**WORK TO COMPLETE:** Copy each line that contains the word "Ordinariat".

┏━━

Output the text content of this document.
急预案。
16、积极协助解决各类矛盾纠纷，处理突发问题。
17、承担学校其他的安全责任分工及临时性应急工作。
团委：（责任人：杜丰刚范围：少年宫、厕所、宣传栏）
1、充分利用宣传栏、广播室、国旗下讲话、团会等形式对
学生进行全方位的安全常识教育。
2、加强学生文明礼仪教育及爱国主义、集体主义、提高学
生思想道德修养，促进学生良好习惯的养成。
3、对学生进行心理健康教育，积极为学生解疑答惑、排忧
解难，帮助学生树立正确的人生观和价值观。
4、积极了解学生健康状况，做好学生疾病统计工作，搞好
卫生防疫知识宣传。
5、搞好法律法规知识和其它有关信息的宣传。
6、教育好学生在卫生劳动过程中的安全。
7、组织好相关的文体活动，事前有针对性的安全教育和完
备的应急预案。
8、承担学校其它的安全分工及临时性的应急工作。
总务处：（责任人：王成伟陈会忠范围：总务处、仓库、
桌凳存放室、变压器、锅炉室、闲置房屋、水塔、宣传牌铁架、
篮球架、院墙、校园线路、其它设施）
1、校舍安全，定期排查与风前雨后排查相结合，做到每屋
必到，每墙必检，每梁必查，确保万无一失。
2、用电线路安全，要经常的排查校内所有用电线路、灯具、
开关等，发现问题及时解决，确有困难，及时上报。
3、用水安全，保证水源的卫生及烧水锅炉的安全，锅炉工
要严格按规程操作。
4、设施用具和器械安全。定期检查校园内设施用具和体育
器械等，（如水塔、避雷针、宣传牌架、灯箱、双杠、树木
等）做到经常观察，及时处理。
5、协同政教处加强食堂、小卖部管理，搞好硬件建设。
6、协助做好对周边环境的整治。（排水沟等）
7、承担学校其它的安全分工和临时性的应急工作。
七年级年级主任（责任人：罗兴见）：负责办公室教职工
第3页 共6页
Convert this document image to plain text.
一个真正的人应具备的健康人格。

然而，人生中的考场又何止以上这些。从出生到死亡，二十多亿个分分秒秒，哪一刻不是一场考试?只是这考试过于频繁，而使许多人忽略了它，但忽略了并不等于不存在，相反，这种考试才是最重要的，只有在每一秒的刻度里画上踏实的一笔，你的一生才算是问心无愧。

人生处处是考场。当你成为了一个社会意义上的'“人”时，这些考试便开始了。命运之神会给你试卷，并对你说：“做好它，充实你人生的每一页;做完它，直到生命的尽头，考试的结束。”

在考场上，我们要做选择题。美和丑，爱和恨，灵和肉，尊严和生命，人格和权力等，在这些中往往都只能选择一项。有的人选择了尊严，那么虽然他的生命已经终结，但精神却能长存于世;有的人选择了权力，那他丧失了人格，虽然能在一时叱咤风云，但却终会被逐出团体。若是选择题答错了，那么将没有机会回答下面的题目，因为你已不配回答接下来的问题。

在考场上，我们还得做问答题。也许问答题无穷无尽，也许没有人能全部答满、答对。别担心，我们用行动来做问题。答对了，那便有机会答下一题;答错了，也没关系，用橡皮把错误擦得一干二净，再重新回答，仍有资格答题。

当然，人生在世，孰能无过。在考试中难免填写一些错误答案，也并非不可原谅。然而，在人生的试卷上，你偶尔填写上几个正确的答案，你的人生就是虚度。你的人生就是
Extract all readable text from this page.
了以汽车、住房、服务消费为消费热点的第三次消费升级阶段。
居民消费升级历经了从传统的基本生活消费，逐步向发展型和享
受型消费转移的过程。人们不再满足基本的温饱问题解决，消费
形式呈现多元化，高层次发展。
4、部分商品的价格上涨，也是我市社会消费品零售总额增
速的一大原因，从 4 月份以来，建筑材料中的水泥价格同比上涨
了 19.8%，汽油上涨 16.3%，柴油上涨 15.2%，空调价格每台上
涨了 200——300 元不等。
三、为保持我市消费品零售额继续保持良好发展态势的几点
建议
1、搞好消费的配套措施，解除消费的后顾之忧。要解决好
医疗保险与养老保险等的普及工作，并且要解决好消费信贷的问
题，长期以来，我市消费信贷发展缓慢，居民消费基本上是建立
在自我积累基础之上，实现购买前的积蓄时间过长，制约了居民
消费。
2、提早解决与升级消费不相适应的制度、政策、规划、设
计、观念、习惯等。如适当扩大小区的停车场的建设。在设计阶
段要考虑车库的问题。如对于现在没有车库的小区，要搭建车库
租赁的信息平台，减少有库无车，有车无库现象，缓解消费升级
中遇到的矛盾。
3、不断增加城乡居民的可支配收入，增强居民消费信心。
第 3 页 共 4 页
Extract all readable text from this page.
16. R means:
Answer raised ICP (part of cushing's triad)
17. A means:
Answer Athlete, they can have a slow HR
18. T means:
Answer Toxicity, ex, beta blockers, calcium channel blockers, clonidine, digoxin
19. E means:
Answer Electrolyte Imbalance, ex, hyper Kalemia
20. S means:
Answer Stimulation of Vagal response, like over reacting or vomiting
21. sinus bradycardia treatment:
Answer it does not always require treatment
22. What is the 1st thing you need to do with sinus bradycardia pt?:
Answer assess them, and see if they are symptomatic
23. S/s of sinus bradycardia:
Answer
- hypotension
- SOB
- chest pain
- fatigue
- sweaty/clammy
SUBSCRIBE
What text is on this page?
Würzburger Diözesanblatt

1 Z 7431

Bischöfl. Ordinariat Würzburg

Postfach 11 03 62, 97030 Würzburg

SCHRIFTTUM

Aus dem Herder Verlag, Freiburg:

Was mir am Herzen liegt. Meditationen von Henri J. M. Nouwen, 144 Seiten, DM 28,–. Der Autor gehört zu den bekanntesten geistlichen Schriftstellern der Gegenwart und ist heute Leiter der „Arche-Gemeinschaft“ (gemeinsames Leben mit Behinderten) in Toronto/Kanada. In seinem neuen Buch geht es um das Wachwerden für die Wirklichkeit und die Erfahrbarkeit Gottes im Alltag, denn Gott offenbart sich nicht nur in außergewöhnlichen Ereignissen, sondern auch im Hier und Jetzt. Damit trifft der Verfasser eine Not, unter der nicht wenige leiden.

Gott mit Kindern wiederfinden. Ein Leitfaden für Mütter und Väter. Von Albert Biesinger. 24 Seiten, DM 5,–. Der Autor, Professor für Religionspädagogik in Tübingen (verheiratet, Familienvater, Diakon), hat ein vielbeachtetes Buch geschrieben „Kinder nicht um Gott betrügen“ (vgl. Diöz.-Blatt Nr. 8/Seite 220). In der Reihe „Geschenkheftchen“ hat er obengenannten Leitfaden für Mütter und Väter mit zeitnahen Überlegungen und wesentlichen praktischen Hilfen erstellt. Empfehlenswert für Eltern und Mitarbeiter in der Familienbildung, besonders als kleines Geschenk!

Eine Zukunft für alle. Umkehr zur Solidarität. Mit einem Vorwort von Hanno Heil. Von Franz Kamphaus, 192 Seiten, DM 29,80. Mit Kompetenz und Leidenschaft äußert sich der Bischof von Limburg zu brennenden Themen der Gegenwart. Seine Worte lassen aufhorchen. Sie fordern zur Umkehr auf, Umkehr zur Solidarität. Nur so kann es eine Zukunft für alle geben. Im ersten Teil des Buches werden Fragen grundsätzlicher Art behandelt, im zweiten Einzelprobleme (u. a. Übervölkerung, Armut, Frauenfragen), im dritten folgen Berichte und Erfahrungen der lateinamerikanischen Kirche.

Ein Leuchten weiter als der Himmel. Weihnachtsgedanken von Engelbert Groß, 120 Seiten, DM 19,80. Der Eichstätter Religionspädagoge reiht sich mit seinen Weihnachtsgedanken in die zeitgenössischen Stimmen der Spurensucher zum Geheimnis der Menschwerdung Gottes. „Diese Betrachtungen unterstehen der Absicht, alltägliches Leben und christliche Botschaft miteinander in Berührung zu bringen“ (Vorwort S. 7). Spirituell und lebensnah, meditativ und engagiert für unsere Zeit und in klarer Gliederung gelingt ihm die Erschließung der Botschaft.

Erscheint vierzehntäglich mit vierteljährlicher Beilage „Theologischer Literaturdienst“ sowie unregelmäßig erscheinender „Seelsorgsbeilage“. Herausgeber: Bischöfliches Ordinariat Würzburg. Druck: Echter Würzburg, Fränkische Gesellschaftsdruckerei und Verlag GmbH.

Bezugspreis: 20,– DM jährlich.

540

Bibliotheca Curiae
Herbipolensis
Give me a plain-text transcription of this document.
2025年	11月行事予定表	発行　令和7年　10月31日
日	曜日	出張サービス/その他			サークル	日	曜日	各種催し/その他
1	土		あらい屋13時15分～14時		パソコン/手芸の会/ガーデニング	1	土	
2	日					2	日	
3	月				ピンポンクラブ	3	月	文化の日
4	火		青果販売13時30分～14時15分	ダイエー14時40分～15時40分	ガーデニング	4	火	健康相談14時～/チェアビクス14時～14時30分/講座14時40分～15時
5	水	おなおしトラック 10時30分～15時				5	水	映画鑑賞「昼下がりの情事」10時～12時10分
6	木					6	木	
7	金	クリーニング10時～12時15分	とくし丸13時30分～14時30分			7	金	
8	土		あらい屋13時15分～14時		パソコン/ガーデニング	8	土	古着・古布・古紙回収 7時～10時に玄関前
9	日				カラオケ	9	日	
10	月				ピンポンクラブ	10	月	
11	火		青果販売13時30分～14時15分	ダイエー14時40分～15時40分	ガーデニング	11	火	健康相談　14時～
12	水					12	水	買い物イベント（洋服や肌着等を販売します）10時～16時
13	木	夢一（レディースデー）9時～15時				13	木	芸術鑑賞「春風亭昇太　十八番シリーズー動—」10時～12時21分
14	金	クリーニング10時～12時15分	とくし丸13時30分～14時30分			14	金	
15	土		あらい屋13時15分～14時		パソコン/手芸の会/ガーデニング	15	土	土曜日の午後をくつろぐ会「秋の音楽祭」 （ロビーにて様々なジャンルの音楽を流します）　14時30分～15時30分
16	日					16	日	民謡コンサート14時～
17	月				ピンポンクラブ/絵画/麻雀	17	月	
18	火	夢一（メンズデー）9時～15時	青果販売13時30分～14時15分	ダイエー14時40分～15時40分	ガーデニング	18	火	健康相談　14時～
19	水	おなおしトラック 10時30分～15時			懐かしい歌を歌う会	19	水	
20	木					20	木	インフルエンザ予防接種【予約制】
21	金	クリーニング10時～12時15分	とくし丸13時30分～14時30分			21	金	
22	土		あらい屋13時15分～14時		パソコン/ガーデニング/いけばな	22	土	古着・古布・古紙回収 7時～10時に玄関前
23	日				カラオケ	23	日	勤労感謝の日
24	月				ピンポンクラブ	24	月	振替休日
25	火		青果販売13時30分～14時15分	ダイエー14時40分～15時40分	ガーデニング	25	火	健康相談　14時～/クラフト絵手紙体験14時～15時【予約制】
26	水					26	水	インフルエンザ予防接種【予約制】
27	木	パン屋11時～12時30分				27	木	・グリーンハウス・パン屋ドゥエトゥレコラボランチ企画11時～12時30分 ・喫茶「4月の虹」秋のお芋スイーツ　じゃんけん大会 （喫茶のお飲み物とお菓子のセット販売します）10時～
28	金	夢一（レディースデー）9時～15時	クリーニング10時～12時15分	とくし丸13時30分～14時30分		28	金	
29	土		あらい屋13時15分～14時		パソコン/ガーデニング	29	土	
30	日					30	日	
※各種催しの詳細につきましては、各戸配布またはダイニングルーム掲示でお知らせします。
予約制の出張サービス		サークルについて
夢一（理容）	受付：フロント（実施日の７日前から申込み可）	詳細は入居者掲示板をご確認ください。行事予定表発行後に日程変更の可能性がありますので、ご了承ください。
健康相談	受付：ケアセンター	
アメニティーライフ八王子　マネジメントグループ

┗━━

**TASK ANSWER:**
Bischöfl. Ordinariat Würzburg
Erscheint vierzehntäglich mit vierteljährlicher Beilage „Theologischer Literaturdienst“ sowie unregelmäßig erscheinender „Seelsorgsbeilage“. Herausgeber: Bischöfliches Ordinariat Würzburg. Druck: Echter Würzburg, Fränkische Gesellschaftsdruckerei und Verlag GmbH.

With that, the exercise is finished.